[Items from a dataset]
════════
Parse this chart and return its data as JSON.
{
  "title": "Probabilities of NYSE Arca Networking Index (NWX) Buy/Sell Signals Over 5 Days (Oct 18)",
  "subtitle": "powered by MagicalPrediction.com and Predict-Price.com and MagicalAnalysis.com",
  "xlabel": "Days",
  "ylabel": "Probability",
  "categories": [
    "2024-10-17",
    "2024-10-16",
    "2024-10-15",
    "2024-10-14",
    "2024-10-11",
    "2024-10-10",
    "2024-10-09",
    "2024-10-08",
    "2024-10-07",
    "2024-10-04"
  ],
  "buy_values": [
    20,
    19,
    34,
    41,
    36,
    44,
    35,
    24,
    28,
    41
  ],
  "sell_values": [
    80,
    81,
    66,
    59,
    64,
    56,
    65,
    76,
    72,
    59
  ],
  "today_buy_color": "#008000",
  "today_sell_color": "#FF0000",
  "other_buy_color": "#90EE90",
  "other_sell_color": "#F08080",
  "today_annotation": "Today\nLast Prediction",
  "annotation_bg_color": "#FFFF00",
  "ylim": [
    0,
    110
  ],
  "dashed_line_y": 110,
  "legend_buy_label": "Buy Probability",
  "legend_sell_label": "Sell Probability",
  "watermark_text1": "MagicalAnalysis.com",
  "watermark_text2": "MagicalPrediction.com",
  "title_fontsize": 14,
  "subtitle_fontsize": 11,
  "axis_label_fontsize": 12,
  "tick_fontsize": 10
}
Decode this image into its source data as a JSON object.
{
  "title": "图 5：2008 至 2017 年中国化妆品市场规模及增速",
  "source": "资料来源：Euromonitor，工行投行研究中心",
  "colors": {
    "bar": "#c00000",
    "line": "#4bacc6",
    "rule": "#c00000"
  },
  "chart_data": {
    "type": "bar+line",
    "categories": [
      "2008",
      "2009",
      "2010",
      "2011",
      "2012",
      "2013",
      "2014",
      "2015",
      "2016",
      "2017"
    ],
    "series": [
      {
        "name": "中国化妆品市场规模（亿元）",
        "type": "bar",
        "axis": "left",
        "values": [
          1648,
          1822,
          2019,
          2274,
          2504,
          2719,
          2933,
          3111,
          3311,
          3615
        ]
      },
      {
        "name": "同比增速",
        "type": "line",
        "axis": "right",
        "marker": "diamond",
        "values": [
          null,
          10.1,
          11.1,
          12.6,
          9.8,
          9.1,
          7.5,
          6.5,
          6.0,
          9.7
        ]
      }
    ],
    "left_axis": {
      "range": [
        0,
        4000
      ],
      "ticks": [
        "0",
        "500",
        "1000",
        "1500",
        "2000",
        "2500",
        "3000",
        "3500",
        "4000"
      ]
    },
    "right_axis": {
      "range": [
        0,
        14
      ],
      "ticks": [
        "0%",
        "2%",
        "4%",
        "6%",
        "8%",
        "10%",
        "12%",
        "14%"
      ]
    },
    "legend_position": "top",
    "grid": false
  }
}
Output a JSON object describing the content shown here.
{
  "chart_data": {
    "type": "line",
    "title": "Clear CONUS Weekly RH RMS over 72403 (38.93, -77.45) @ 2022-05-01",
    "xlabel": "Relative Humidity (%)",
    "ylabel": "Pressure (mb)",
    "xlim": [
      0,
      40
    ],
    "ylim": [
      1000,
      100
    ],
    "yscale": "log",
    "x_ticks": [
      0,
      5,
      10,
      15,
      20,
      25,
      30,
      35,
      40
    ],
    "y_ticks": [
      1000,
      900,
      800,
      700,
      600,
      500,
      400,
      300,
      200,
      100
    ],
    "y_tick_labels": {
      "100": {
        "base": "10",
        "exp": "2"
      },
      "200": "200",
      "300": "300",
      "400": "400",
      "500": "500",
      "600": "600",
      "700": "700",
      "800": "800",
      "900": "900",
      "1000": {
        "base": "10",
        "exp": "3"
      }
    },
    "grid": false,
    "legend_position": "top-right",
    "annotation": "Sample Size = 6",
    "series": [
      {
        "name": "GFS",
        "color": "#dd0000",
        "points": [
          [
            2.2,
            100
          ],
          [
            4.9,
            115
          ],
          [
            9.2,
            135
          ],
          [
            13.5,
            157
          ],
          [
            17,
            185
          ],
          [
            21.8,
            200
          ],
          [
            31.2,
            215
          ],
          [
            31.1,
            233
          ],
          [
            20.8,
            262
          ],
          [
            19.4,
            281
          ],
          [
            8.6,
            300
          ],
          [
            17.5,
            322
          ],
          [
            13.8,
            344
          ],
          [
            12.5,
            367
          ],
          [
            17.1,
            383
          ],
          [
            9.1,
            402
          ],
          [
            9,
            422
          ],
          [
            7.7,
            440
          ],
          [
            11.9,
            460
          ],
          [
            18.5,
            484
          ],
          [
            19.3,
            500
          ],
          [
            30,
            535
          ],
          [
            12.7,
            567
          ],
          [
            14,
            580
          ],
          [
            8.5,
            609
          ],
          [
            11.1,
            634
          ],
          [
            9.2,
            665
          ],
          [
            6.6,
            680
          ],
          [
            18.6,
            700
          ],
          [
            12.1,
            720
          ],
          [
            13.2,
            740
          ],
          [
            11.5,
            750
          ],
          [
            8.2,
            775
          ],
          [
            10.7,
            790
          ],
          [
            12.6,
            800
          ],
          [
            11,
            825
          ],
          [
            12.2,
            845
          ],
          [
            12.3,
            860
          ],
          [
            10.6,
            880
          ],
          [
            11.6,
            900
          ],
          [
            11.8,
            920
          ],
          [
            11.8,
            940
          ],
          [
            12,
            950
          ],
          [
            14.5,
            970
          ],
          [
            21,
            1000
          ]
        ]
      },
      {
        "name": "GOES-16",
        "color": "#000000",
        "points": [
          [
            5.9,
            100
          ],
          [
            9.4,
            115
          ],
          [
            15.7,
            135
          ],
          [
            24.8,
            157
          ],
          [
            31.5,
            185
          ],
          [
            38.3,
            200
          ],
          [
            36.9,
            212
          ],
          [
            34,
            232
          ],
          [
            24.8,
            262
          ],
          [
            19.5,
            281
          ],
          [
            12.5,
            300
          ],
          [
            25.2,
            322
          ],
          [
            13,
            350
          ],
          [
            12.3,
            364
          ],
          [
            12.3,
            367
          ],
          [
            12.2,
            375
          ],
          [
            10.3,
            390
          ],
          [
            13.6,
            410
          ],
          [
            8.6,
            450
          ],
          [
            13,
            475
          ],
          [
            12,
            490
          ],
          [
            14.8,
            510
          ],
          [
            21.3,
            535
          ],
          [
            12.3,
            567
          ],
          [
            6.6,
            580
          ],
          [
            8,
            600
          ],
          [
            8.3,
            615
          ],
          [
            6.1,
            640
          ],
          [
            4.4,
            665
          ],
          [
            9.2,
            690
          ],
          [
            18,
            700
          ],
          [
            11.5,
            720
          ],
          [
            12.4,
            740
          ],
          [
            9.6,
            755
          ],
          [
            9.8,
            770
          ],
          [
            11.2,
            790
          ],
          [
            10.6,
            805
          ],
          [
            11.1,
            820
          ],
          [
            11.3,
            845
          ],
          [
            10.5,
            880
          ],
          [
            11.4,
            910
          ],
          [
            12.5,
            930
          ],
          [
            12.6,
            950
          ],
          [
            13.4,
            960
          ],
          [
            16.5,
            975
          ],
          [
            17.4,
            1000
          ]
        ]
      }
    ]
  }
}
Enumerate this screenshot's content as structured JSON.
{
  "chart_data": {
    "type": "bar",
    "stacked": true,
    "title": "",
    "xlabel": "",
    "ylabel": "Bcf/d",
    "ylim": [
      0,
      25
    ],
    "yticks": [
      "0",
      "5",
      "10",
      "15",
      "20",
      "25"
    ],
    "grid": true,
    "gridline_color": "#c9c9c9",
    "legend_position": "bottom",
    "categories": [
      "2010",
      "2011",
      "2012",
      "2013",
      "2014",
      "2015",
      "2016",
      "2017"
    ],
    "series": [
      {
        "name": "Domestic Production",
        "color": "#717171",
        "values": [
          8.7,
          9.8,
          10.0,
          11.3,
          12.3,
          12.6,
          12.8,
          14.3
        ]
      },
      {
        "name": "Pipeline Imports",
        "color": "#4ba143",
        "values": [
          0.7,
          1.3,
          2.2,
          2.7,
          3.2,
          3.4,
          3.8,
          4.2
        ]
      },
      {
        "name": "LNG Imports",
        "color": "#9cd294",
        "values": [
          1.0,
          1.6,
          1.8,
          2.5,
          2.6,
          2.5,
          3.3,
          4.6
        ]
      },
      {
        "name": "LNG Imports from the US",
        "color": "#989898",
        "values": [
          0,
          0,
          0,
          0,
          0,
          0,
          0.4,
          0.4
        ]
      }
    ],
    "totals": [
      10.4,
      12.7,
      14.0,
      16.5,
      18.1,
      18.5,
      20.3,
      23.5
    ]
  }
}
════════
WRITTEN TASK:
Search the records above for the string "this". Copy every line that contains it.

THE REPLY:
Parse this chart and return its data as JSON.
Decode this image into its source data as a JSON object.
Enumerate this screenshot's content as structured JSON.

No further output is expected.